STATED PROBLEM:
Find the lines in these entries that include the word "label" and state how many there are, with no other words.

[Begin SUPPLIED MATERIAL]

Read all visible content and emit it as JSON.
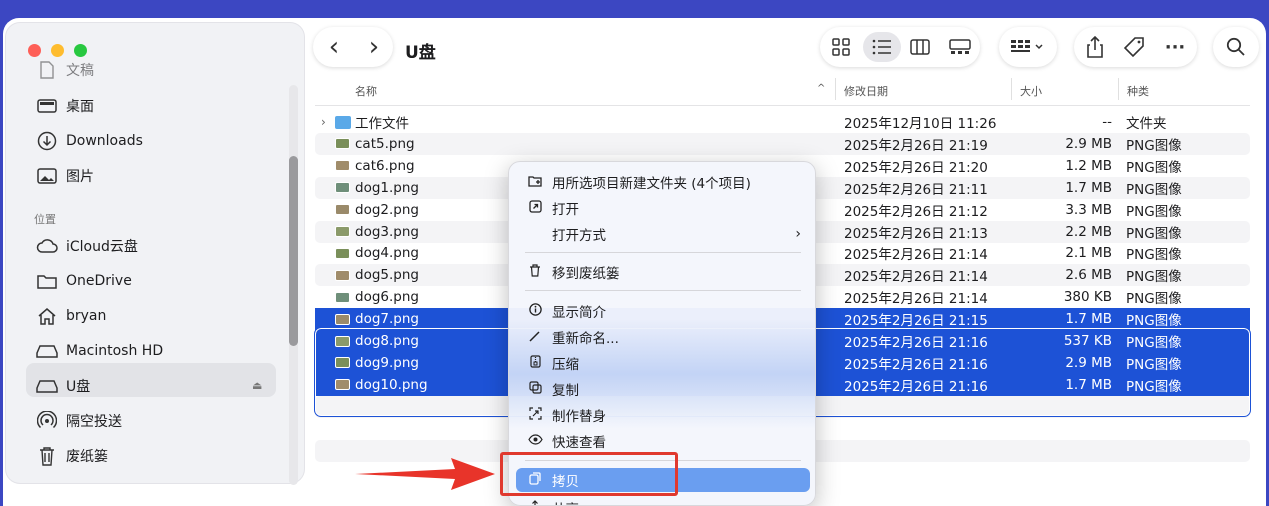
{
  "window": {
    "title": "U盘"
  },
  "sidebar": {
    "top_items": [
      {
        "label": "文稿",
        "icon": "document-icon"
      },
      {
        "label": "桌面",
        "icon": "desktop-icon"
      },
      {
        "label": "Downloads",
        "icon": "download-icon"
      },
      {
        "label": "图片",
        "icon": "photo-icon"
      }
    ],
    "section_locations": "位置",
    "location_items": [
      {
        "label": "iCloud云盘",
        "icon": "cloud-icon"
      },
      {
        "label": "OneDrive",
        "icon": "folder-icon"
      },
      {
        "label": "bryan",
        "icon": "home-icon"
      },
      {
        "label": "Macintosh HD",
        "icon": "drive-icon"
      },
      {
        "label": "U盘",
        "icon": "drive-icon"
      },
      {
        "label": "隔空投送",
        "icon": "airdrop-icon"
      },
      {
        "label": "废纸篓",
        "icon": "trash-icon"
      }
    ],
    "eject": "⏏"
  },
  "toolbar": {
    "back": "‹",
    "forward": "›",
    "more": "···"
  },
  "columns": {
    "name": "名称",
    "date": "修改日期",
    "size": "大小",
    "kind": "种类"
  },
  "files": [
    {
      "name": "工作文件",
      "date": "2025年12月10日 11:26",
      "size": "--",
      "kind": "文件夹"
    },
    {
      "name": "cat5.png",
      "date": "2025年2月26日 21:19",
      "size": "2.9 MB",
      "kind": "PNG图像"
    },
    {
      "name": "cat6.png",
      "date": "2025年2月26日 21:20",
      "size": "1.2 MB",
      "kind": "PNG图像"
    },
    {
      "name": "dog1.png",
      "date": "2025年2月26日 21:11",
      "size": "1.7 MB",
      "kind": "PNG图像"
    },
    {
      "name": "dog2.png",
      "date": "2025年2月26日 21:12",
      "size": "3.3 MB",
      "kind": "PNG图像"
    },
    {
      "name": "dog3.png",
      "date": "2025年2月26日 21:13",
      "size": "2.2 MB",
      "kind": "PNG图像"
    },
    {
      "name": "dog4.png",
      "date": "2025年2月26日 21:14",
      "size": "2.1 MB",
      "kind": "PNG图像"
    },
    {
      "name": "dog5.png",
      "date": "2025年2月26日 21:14",
      "size": "2.6 MB",
      "kind": "PNG图像"
    },
    {
      "name": "dog6.png",
      "date": "2025年2月26日 21:14",
      "size": "380 KB",
      "kind": "PNG图像"
    },
    {
      "name": "dog7.png",
      "date": "2025年2月26日 21:15",
      "size": "1.7 MB",
      "kind": "PNG图像"
    },
    {
      "name": "dog8.png",
      "date": "2025年2月26日 21:16",
      "size": "537 KB",
      "kind": "PNG图像"
    },
    {
      "name": "dog9.png",
      "date": "2025年2月26日 21:16",
      "size": "2.9 MB",
      "kind": "PNG图像"
    },
    {
      "name": "dog10.png",
      "date": "2025年2月26日 21:16",
      "size": "1.7 MB",
      "kind": "PNG图像"
    }
  ],
  "context_menu": {
    "new_folder": "用所选项目新建文件夹 (4个项目)",
    "open": "打开",
    "open_with": "打开方式",
    "trash": "移到废纸篓",
    "get_info": "显示简介",
    "rename": "重新命名...",
    "compress": "压缩",
    "duplicate": "复制",
    "make_alias": "制作替身",
    "quick_look": "快速查看",
    "copy": "拷贝",
    "share": "共享..."
  },
  "colors": {
    "selection": "#1d52d6",
    "highlight": "#6a9ef0",
    "annotation": "#e0392e"
  }
}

[End SUPPLIED MATERIAL]

PROBLEM SOLUTION:
11